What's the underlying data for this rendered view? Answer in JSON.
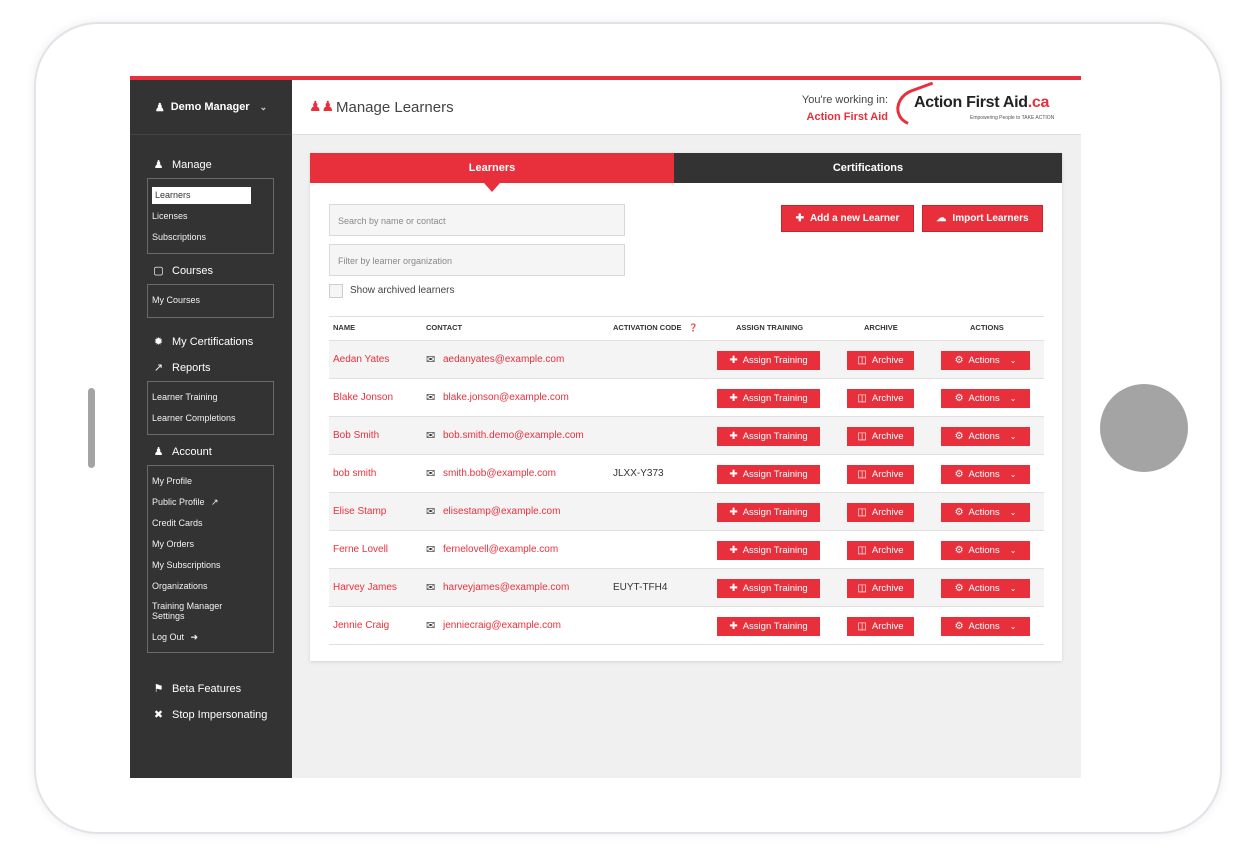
{
  "user_menu": {
    "name": "Demo Manager"
  },
  "sidebar": {
    "manage": {
      "label": "Manage",
      "items": [
        "Learners",
        "Licenses",
        "Subscriptions"
      ]
    },
    "courses": {
      "label": "Courses",
      "items": [
        "My Courses"
      ]
    },
    "my_certifications": "My Certifications",
    "reports": {
      "label": "Reports",
      "items": [
        "Learner Training",
        "Learner Completions"
      ]
    },
    "account": {
      "label": "Account",
      "items": [
        "My Profile",
        "Public Profile",
        "Credit Cards",
        "My Orders",
        "My Subscriptions",
        "Organizations",
        "Training Manager Settings",
        "Log Out"
      ]
    },
    "beta_features": "Beta Features",
    "stop_impersonating": "Stop Impersonating"
  },
  "header": {
    "title": "Manage Learners",
    "working_in_label": "You're working in:",
    "organization": "Action First Aid",
    "logo_text": "Action First Aid",
    "logo_suffix": ".ca",
    "logo_tagline": "Empowering People to TAKE ACTION"
  },
  "tabs": [
    "Learners",
    "Certifications"
  ],
  "filters": {
    "search_placeholder": "Search by name or contact",
    "org_placeholder": "Filter by learner organization",
    "show_archived": "Show archived learners"
  },
  "buttons": {
    "add": "Add a new Learner",
    "import": "Import Learners"
  },
  "table": {
    "headers": [
      "NAME",
      "CONTACT",
      "ACTIVATION CODE",
      "ASSIGN TRAINING",
      "ARCHIVE",
      "ACTIONS"
    ],
    "row_buttons": {
      "assign": "Assign Training",
      "archive": "Archive",
      "actions": "Actions"
    },
    "rows": [
      {
        "name": "Aedan Yates",
        "email": "aedanyates@example.com",
        "code": ""
      },
      {
        "name": "Blake Jonson",
        "email": "blake.jonson@example.com",
        "code": ""
      },
      {
        "name": "Bob Smith",
        "email": "bob.smith.demo@example.com",
        "code": ""
      },
      {
        "name": "bob smith",
        "email": "smith.bob@example.com",
        "code": "JLXX-Y373"
      },
      {
        "name": "Elise Stamp",
        "email": "elisestamp@example.com",
        "code": ""
      },
      {
        "name": "Ferne Lovell",
        "email": "fernelovell@example.com",
        "code": ""
      },
      {
        "name": "Harvey James",
        "email": "harveyjames@example.com",
        "code": "EUYT-TFH4"
      },
      {
        "name": "Jennie Craig",
        "email": "jenniecraig@example.com",
        "code": ""
      }
    ]
  },
  "colors": {
    "accent": "#e8303c",
    "sidebar": "#333333",
    "background": "#f0f0f0"
  }
}
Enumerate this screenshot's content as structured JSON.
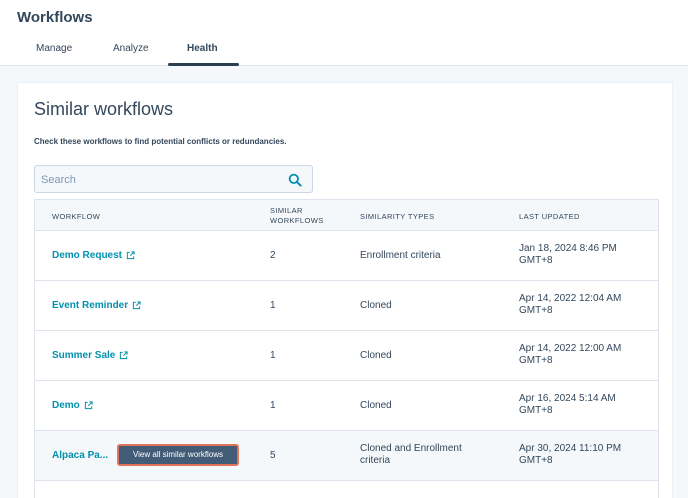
{
  "app": {
    "title": "Workflows"
  },
  "tabs": [
    {
      "label": "Manage"
    },
    {
      "label": "Analyze"
    },
    {
      "label": "Health"
    }
  ],
  "card": {
    "title": "Similar workflows",
    "subtitle": "Check these workflows to find potential conflicts or redundancies."
  },
  "search": {
    "placeholder": "Search",
    "value": ""
  },
  "table": {
    "headers": {
      "workflow": "WORKFLOW",
      "similar_1": "SIMILAR",
      "similar_2": "WORKFLOWS",
      "types": "SIMILARITY TYPES",
      "updated": "LAST UPDATED"
    },
    "rows": [
      {
        "name": "Demo Request",
        "similar": "2",
        "type_1": "Enrollment criteria",
        "type_2": "",
        "date": "Jan 18, 2024 8:46 PM",
        "tz": "GMT+8"
      },
      {
        "name": "Event Reminder",
        "similar": "1",
        "type_1": "Cloned",
        "type_2": "",
        "date": "Apr 14, 2022 12:04 AM",
        "tz": "GMT+8"
      },
      {
        "name": "Summer Sale",
        "similar": "1",
        "type_1": "Cloned",
        "type_2": "",
        "date": "Apr 14, 2022 12:00 AM",
        "tz": "GMT+8"
      },
      {
        "name": "Demo",
        "similar": "1",
        "type_1": "Cloned",
        "type_2": "",
        "date": "Apr 16, 2024 5:14 AM",
        "tz": "GMT+8"
      },
      {
        "name": "Alpaca Pa...",
        "similar": "5",
        "type_1": "Cloned and Enrollment",
        "type_2": "criteria",
        "date": "Apr 30, 2024 11:10 PM",
        "tz": "GMT+8"
      }
    ]
  },
  "tooltip_button": {
    "label": "View all similar workflows"
  },
  "colors": {
    "link": "#0091ae",
    "text": "#33475b",
    "highlight": "#e0735a",
    "tooltip_bg": "#425b76"
  },
  "icons": {
    "search": "search-icon",
    "external": "external-link-icon"
  }
}
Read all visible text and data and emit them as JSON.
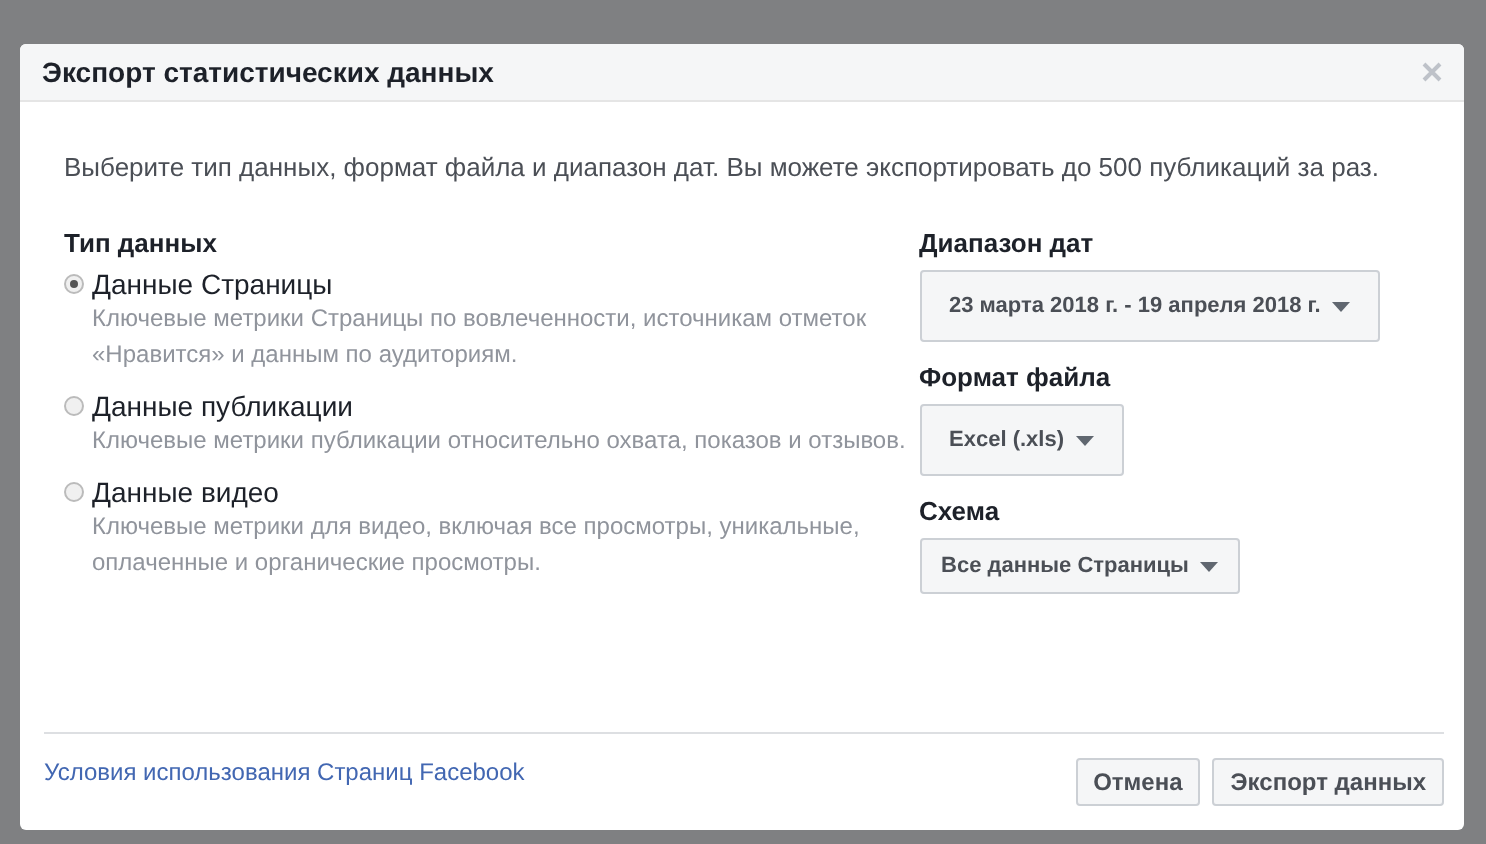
{
  "dialog": {
    "title": "Экспорт статистических данных",
    "intro": "Выберите тип данных, формат файла и диапазон дат. Вы можете экспортировать до 500 публикаций за раз.",
    "data_type": {
      "heading": "Тип данных",
      "options": [
        {
          "label": "Данные Страницы",
          "description": "Ключевые метрики Страницы по вовлеченности, источникам отметок «Нравится» и данным по аудиториям.",
          "selected": true
        },
        {
          "label": "Данные публикации",
          "description": "Ключевые метрики публикации относительно охвата, показов и отзывов.",
          "selected": false
        },
        {
          "label": "Данные видео",
          "description": "Ключевые метрики для видео, включая все просмотры, уникальные, оплаченные и органические просмотры.",
          "selected": false
        }
      ]
    },
    "settings": [
      {
        "heading": "Диапазон дат",
        "value": "23 марта 2018 г. - 19 апреля 2018 г."
      },
      {
        "heading": "Формат файла",
        "value": "Excel (.xls)"
      },
      {
        "heading": "Схема",
        "value": "Все данные Страницы"
      }
    ],
    "footer_link": "Условия использования Страниц Facebook",
    "buttons": [
      "Отмена",
      "Экспорт данных"
    ]
  }
}
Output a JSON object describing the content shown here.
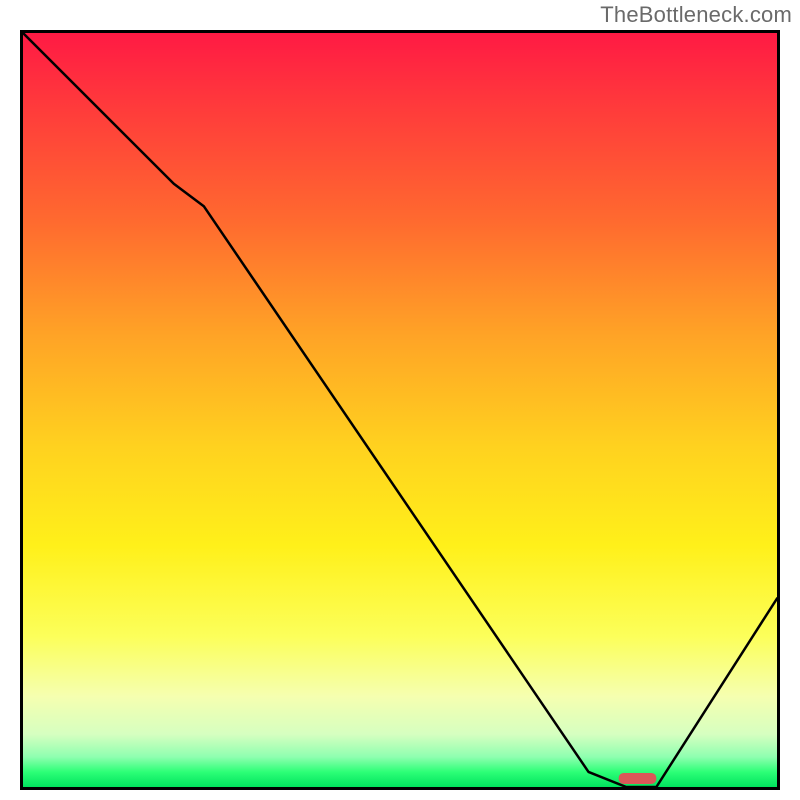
{
  "watermark": "TheBottleneck.com",
  "chart_data": {
    "type": "line",
    "title": "",
    "xlabel": "",
    "ylabel": "",
    "xlim": [
      0,
      100
    ],
    "ylim": [
      0,
      100
    ],
    "grid": false,
    "series": [
      {
        "name": "curve",
        "x": [
          0,
          20,
          24,
          75,
          80,
          84,
          100
        ],
        "y": [
          100,
          80,
          77,
          2,
          0,
          0,
          25
        ]
      }
    ],
    "marker": {
      "name": "optimal-range",
      "x_start": 79,
      "x_end": 84,
      "y": 1.2,
      "color": "#da5858"
    },
    "background_gradient": {
      "direction": "vertical",
      "stops": [
        {
          "pos": 0.0,
          "color": "#ff1a44"
        },
        {
          "pos": 0.1,
          "color": "#ff3b3b"
        },
        {
          "pos": 0.25,
          "color": "#ff6a2f"
        },
        {
          "pos": 0.4,
          "color": "#ffa326"
        },
        {
          "pos": 0.55,
          "color": "#ffd21f"
        },
        {
          "pos": 0.68,
          "color": "#fff01a"
        },
        {
          "pos": 0.8,
          "color": "#fcff5a"
        },
        {
          "pos": 0.88,
          "color": "#f5ffb0"
        },
        {
          "pos": 0.93,
          "color": "#d6ffc0"
        },
        {
          "pos": 0.96,
          "color": "#8fffb0"
        },
        {
          "pos": 0.98,
          "color": "#2dff77"
        },
        {
          "pos": 1.0,
          "color": "#00e35e"
        }
      ]
    }
  }
}
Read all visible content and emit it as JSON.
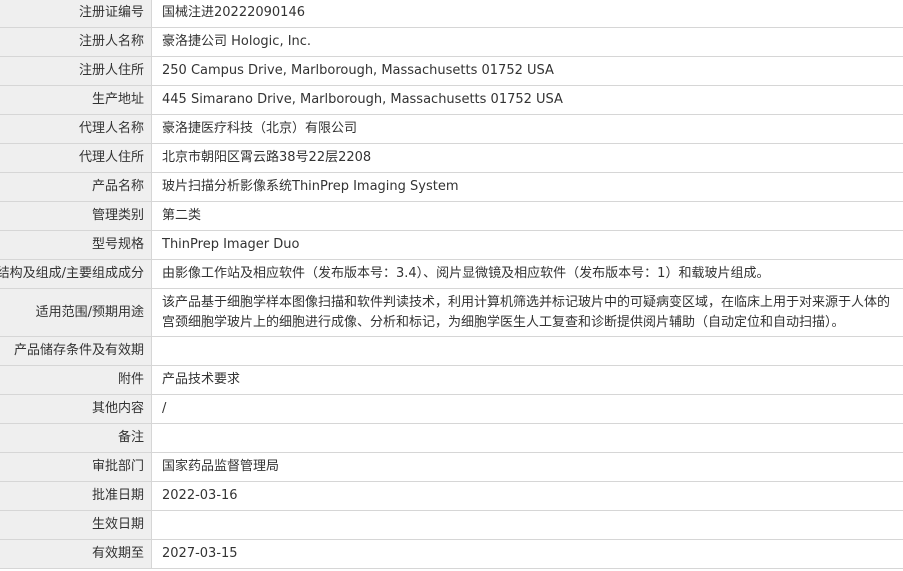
{
  "rows": [
    {
      "label": "注册证编号",
      "value": "国械注进20222090146"
    },
    {
      "label": "注册人名称",
      "value": "豪洛捷公司 Hologic, Inc."
    },
    {
      "label": "注册人住所",
      "value": "250 Campus Drive, Marlborough, Massachusetts 01752 USA"
    },
    {
      "label": "生产地址",
      "value": "445 Simarano Drive, Marlborough, Massachusetts 01752 USA"
    },
    {
      "label": "代理人名称",
      "value": "豪洛捷医疗科技（北京）有限公司"
    },
    {
      "label": "代理人住所",
      "value": "北京市朝阳区霄云路38号22层2208"
    },
    {
      "label": "产品名称",
      "value": "玻片扫描分析影像系统ThinPrep Imaging System"
    },
    {
      "label": "管理类别",
      "value": "第二类"
    },
    {
      "label": "型号规格",
      "value": "ThinPrep Imager Duo"
    },
    {
      "label": "结构及组成/主要组成成分",
      "value": "由影像工作站及相应软件（发布版本号：3.4）、阅片显微镜及相应软件（发布版本号：1）和载玻片组成。"
    },
    {
      "label": "适用范围/预期用途",
      "value": "该产品基于细胞学样本图像扫描和软件判读技术，利用计算机筛选并标记玻片中的可疑病变区域，在临床上用于对来源于人体的宫颈细胞学玻片上的细胞进行成像、分析和标记，为细胞学医生人工复查和诊断提供阅片辅助（自动定位和自动扫描）。"
    },
    {
      "label": "产品储存条件及有效期",
      "value": ""
    },
    {
      "label": "附件",
      "value": "产品技术要求"
    },
    {
      "label": "其他内容",
      "value": "/"
    },
    {
      "label": "备注",
      "value": ""
    },
    {
      "label": "审批部门",
      "value": "国家药品监督管理局"
    },
    {
      "label": "批准日期",
      "value": "2022-03-16"
    },
    {
      "label": "生效日期",
      "value": ""
    },
    {
      "label": "有效期至",
      "value": "2027-03-15"
    }
  ]
}
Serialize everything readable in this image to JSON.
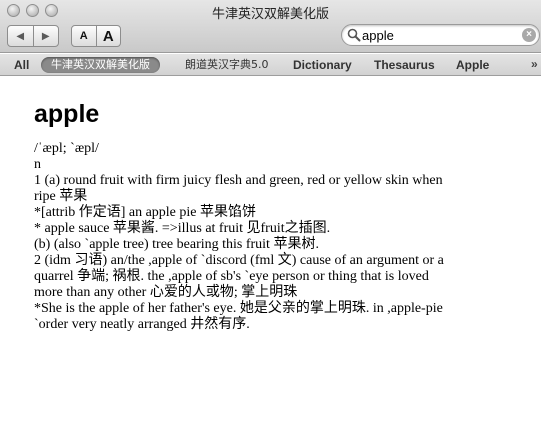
+++++
Pick out and copy the lines of the entries that hold the string "visible".

Read all visible text and data and emit them as JSON.
Read all visible content and emit it as JSON.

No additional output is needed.